Dataset records
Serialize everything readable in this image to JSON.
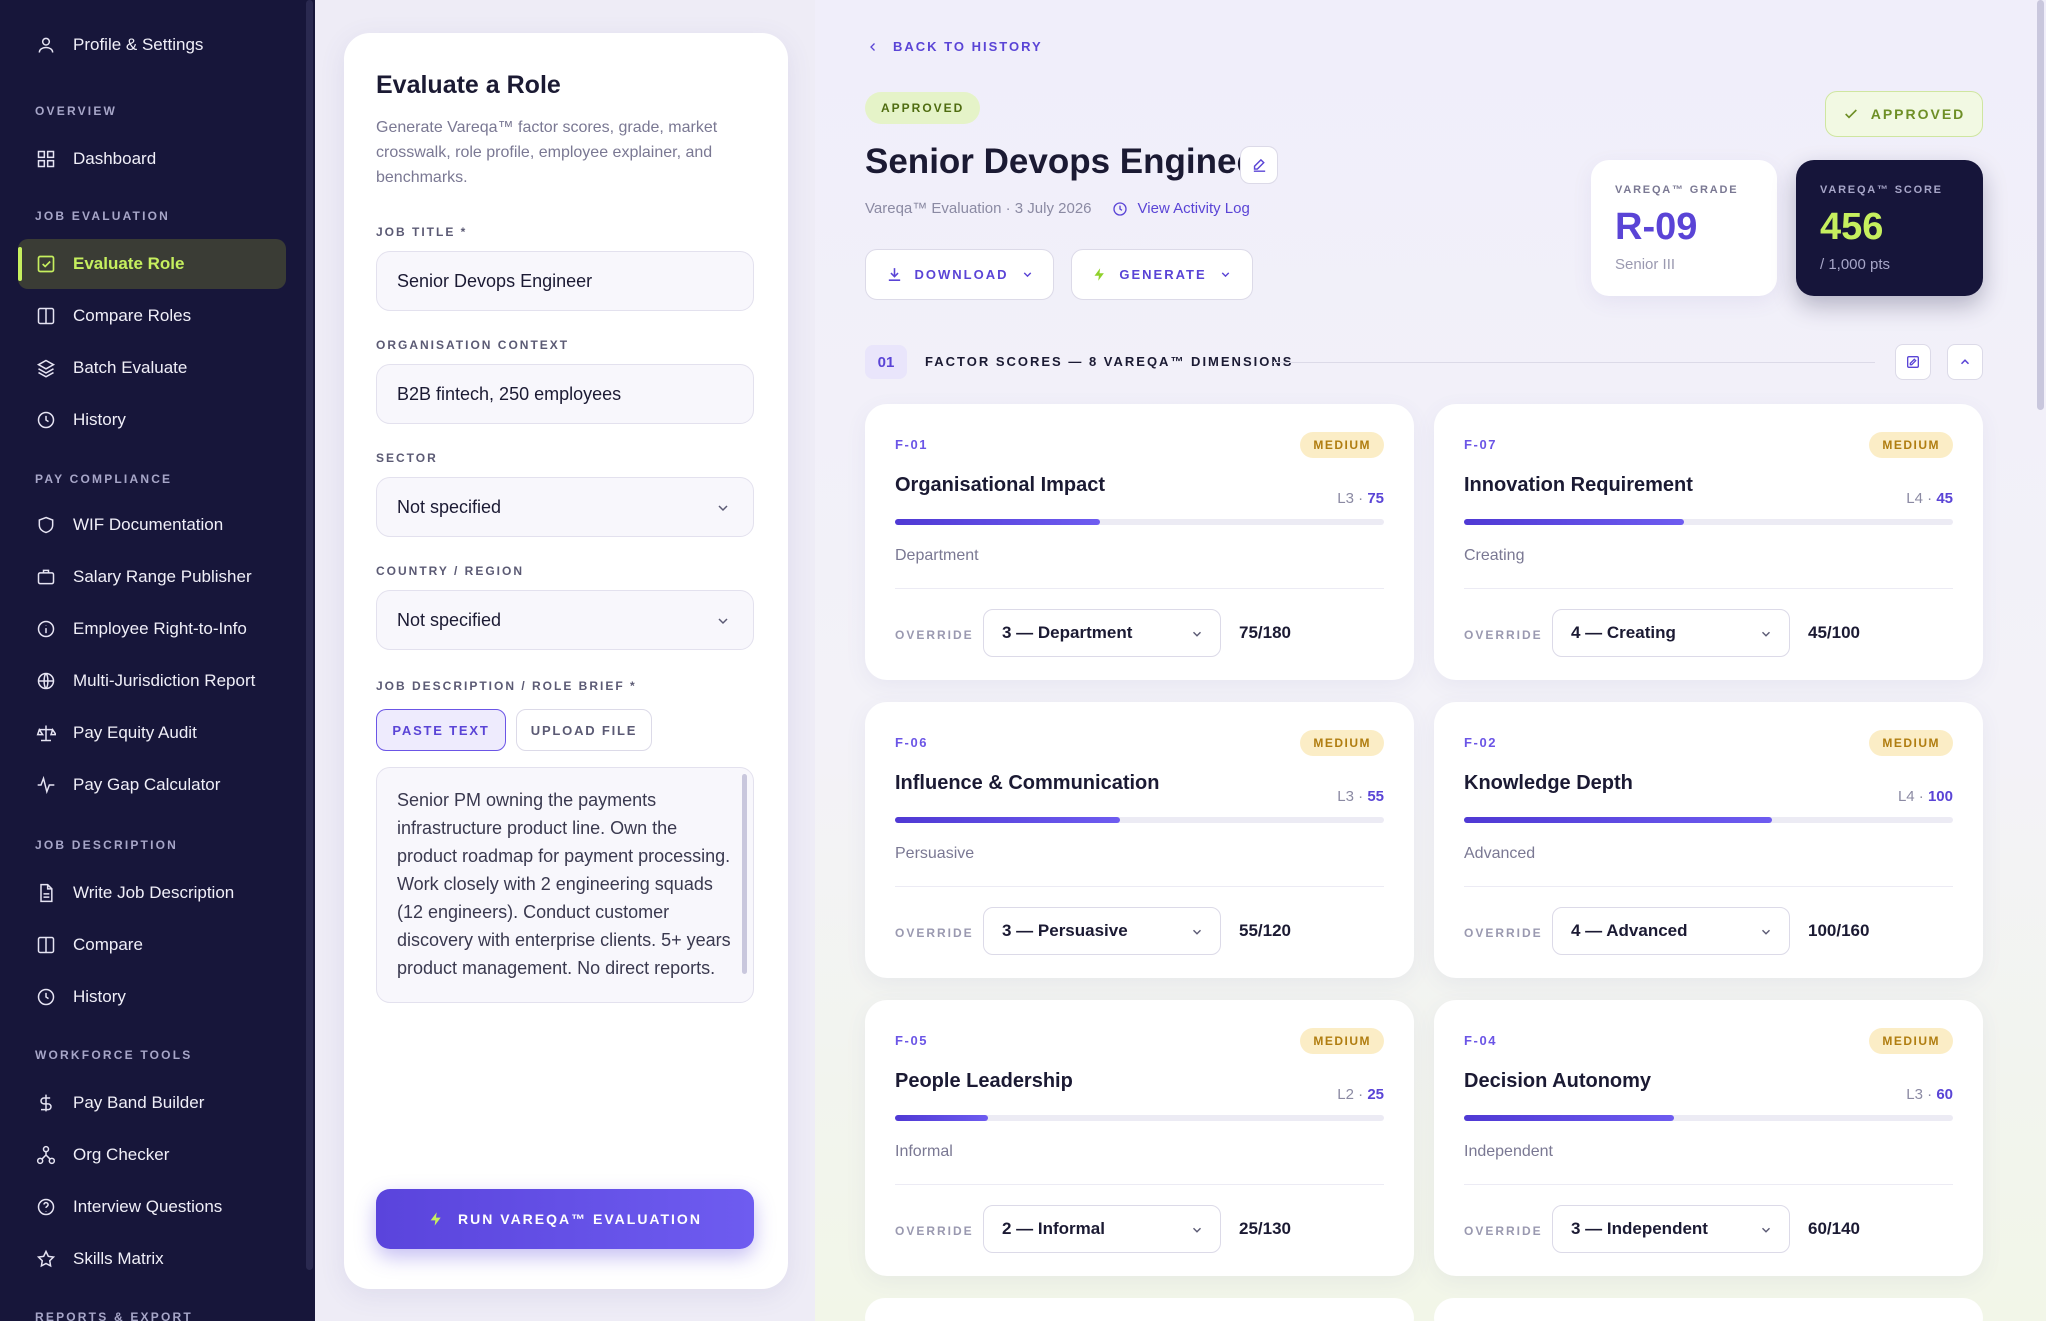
{
  "sidebar": {
    "profile": "Profile & Settings",
    "sections": [
      "OVERVIEW",
      "JOB EVALUATION",
      "PAY COMPLIANCE",
      "JOB DESCRIPTION",
      "WORKFORCE TOOLS",
      "REPORTS & EXPORT"
    ],
    "items": [
      {
        "label": "Dashboard",
        "icon": "dashboard-icon"
      },
      {
        "label": "Evaluate Role",
        "icon": "check-square-icon",
        "active": true
      },
      {
        "label": "Compare Roles",
        "icon": "columns-icon"
      },
      {
        "label": "Batch Evaluate",
        "icon": "layers-icon"
      },
      {
        "label": "History",
        "icon": "clock-icon"
      },
      {
        "label": "WIF Documentation",
        "icon": "shield-icon"
      },
      {
        "label": "Salary Range Publisher",
        "icon": "briefcase-icon"
      },
      {
        "label": "Employee Right-to-Info",
        "icon": "info-icon"
      },
      {
        "label": "Multi-Jurisdiction Report",
        "icon": "globe-icon"
      },
      {
        "label": "Pay Equity Audit",
        "icon": "scale-icon"
      },
      {
        "label": "Pay Gap Calculator",
        "icon": "activity-icon"
      },
      {
        "label": "Write Job Description",
        "icon": "file-text-icon"
      },
      {
        "label": "Compare",
        "icon": "columns-icon"
      },
      {
        "label": "History",
        "icon": "clock-icon"
      },
      {
        "label": "Pay Band Builder",
        "icon": "dollar-icon"
      },
      {
        "label": "Org Checker",
        "icon": "org-chart-icon"
      },
      {
        "label": "Interview Questions",
        "icon": "help-circle-icon"
      },
      {
        "label": "Skills Matrix",
        "icon": "star-icon"
      }
    ]
  },
  "form": {
    "title": "Evaluate a Role",
    "description": "Generate Vareqa™ factor scores, grade, market crosswalk, role profile, employee explainer, and benchmarks.",
    "job_title_label": "JOB TITLE *",
    "job_title_value": "Senior Devops Engineer",
    "org_label": "ORGANISATION CONTEXT",
    "org_value": "B2B fintech, 250 employees",
    "sector_label": "SECTOR",
    "sector_value": "Not specified",
    "country_label": "COUNTRY / REGION",
    "country_value": "Not specified",
    "brief_label": "JOB DESCRIPTION / ROLE BRIEF *",
    "tab_paste": "PASTE TEXT",
    "tab_upload": "UPLOAD FILE",
    "brief_text": "Senior PM owning the payments infrastructure product line. Own the product roadmap for payment processing. Work closely with 2 engineering squads (12 engineers). Conduct customer discovery with enterprise clients. 5+ years product management. No direct reports.",
    "run_button": "RUN VAREQA™ EVALUATION"
  },
  "main": {
    "back": "BACK TO HISTORY",
    "status": "APPROVED",
    "approved_button": "APPROVED",
    "role_title": "Senior Devops Engineer",
    "meta": "Vareqa™ Evaluation · 3 July 2026",
    "activity_link": "View Activity Log",
    "download": "DOWNLOAD",
    "generate": "GENERATE",
    "grade": {
      "label": "VAREQA™ GRADE",
      "value": "R-09",
      "sub": "Senior III"
    },
    "score": {
      "label": "VAREQA™ SCORE",
      "value": "456",
      "sub": "/ 1,000 pts"
    },
    "section_num": "01",
    "section_title": "FACTOR SCORES — 8 VAREQA™ DIMENSIONS",
    "override_label": "OVERRIDE",
    "colors": {
      "accent": "#5a44d6",
      "lime": "#c6ef5e",
      "navy": "#17163a"
    },
    "factors": [
      {
        "code": "F-01",
        "badge": "MEDIUM",
        "name": "Organisational Impact",
        "level": "L3",
        "points": "75",
        "fill": 0.42,
        "desc": "Department",
        "override": "3 — Department",
        "score": "75/180"
      },
      {
        "code": "F-07",
        "badge": "MEDIUM",
        "name": "Innovation Requirement",
        "level": "L4",
        "points": "45",
        "fill": 0.45,
        "desc": "Creating",
        "override": "4 — Creating",
        "score": "45/100"
      },
      {
        "code": "F-06",
        "badge": "MEDIUM",
        "name": "Influence & Communication",
        "level": "L3",
        "points": "55",
        "fill": 0.46,
        "desc": "Persuasive",
        "override": "3 — Persuasive",
        "score": "55/120"
      },
      {
        "code": "F-02",
        "badge": "MEDIUM",
        "name": "Knowledge Depth",
        "level": "L4",
        "points": "100",
        "fill": 0.63,
        "desc": "Advanced",
        "override": "4 — Advanced",
        "score": "100/160"
      },
      {
        "code": "F-05",
        "badge": "MEDIUM",
        "name": "People Leadership",
        "level": "L2",
        "points": "25",
        "fill": 0.19,
        "desc": "Informal",
        "override": "2 — Informal",
        "score": "25/130"
      },
      {
        "code": "F-04",
        "badge": "MEDIUM",
        "name": "Decision Autonomy",
        "level": "L3",
        "points": "60",
        "fill": 0.43,
        "desc": "Independent",
        "override": "3 — Independent",
        "score": "60/140"
      }
    ]
  }
}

# Required work
Each line of the material must be retyped exactly, except that images are omitted.

# Response to this task
Serialize everything readable in this image to JSON.
{
  "sidebar": {
    "profile": "Profile & Settings",
    "sections": [
      "OVERVIEW",
      "JOB EVALUATION",
      "PAY COMPLIANCE",
      "JOB DESCRIPTION",
      "WORKFORCE TOOLS",
      "REPORTS & EXPORT"
    ],
    "items": [
      {
        "label": "Dashboard",
        "icon": "dashboard-icon"
      },
      {
        "label": "Evaluate Role",
        "icon": "check-square-icon",
        "active": true
      },
      {
        "label": "Compare Roles",
        "icon": "columns-icon"
      },
      {
        "label": "Batch Evaluate",
        "icon": "layers-icon"
      },
      {
        "label": "History",
        "icon": "clock-icon"
      },
      {
        "label": "WIF Documentation",
        "icon": "shield-icon"
      },
      {
        "label": "Salary Range Publisher",
        "icon": "briefcase-icon"
      },
      {
        "label": "Employee Right-to-Info",
        "icon": "info-icon"
      },
      {
        "label": "Multi-Jurisdiction Report",
        "icon": "globe-icon"
      },
      {
        "label": "Pay Equity Audit",
        "icon": "scale-icon"
      },
      {
        "label": "Pay Gap Calculator",
        "icon": "activity-icon"
      },
      {
        "label": "Write Job Description",
        "icon": "file-text-icon"
      },
      {
        "label": "Compare",
        "icon": "columns-icon"
      },
      {
        "label": "History",
        "icon": "clock-icon"
      },
      {
        "label": "Pay Band Builder",
        "icon": "dollar-icon"
      },
      {
        "label": "Org Checker",
        "icon": "org-chart-icon"
      },
      {
        "label": "Interview Questions",
        "icon": "help-circle-icon"
      },
      {
        "label": "Skills Matrix",
        "icon": "star-icon"
      }
    ]
  },
  "form": {
    "title": "Evaluate a Role",
    "description": "Generate Vareqa™ factor scores, grade, market crosswalk, role profile, employee explainer, and benchmarks.",
    "job_title_label": "JOB TITLE *",
    "job_title_value": "Senior Devops Engineer",
    "org_label": "ORGANISATION CONTEXT",
    "org_value": "B2B fintech, 250 employees",
    "sector_label": "SECTOR",
    "sector_value": "Not specified",
    "country_label": "COUNTRY / REGION",
    "country_value": "Not specified",
    "brief_label": "JOB DESCRIPTION / ROLE BRIEF *",
    "tab_paste": "PASTE TEXT",
    "tab_upload": "UPLOAD FILE",
    "brief_text": "Senior PM owning the payments infrastructure product line. Own the product roadmap for payment processing. Work closely with 2 engineering squads (12 engineers). Conduct customer discovery with enterprise clients. 5+ years product management. No direct reports.",
    "run_button": "RUN VAREQA™ EVALUATION"
  },
  "main": {
    "back": "BACK TO HISTORY",
    "status": "APPROVED",
    "approved_button": "APPROVED",
    "role_title": "Senior Devops Engineer",
    "meta": "Vareqa™ Evaluation · 3 July 2026",
    "activity_link": "View Activity Log",
    "download": "DOWNLOAD",
    "generate": "GENERATE",
    "grade": {
      "label": "VAREQA™ GRADE",
      "value": "R-09",
      "sub": "Senior III"
    },
    "score": {
      "label": "VAREQA™ SCORE",
      "value": "456",
      "sub": "/ 1,000 pts"
    },
    "section_num": "01",
    "section_title": "FACTOR SCORES — 8 VAREQA™ DIMENSIONS",
    "override_label": "OVERRIDE",
    "colors": {
      "accent": "#5a44d6",
      "lime": "#c6ef5e",
      "navy": "#17163a"
    },
    "factors": [
      {
        "code": "F-01",
        "badge": "MEDIUM",
        "name": "Organisational Impact",
        "level": "L3",
        "points": "75",
        "fill": 0.42,
        "desc": "Department",
        "override": "3 — Department",
        "score": "75/180"
      },
      {
        "code": "F-07",
        "badge": "MEDIUM",
        "name": "Innovation Requirement",
        "level": "L4",
        "points": "45",
        "fill": 0.45,
        "desc": "Creating",
        "override": "4 — Creating",
        "score": "45/100"
      },
      {
        "code": "F-06",
        "badge": "MEDIUM",
        "name": "Influence & Communication",
        "level": "L3",
        "points": "55",
        "fill": 0.46,
        "desc": "Persuasive",
        "override": "3 — Persuasive",
        "score": "55/120"
      },
      {
        "code": "F-02",
        "badge": "MEDIUM",
        "name": "Knowledge Depth",
        "level": "L4",
        "points": "100",
        "fill": 0.63,
        "desc": "Advanced",
        "override": "4 — Advanced",
        "score": "100/160"
      },
      {
        "code": "F-05",
        "badge": "MEDIUM",
        "name": "People Leadership",
        "level": "L2",
        "points": "25",
        "fill": 0.19,
        "desc": "Informal",
        "override": "2 — Informal",
        "score": "25/130"
      },
      {
        "code": "F-04",
        "badge": "MEDIUM",
        "name": "Decision Autonomy",
        "level": "L3",
        "points": "60",
        "fill": 0.43,
        "desc": "Independent",
        "override": "3 — Independent",
        "score": "60/140"
      }
    ]
  }
}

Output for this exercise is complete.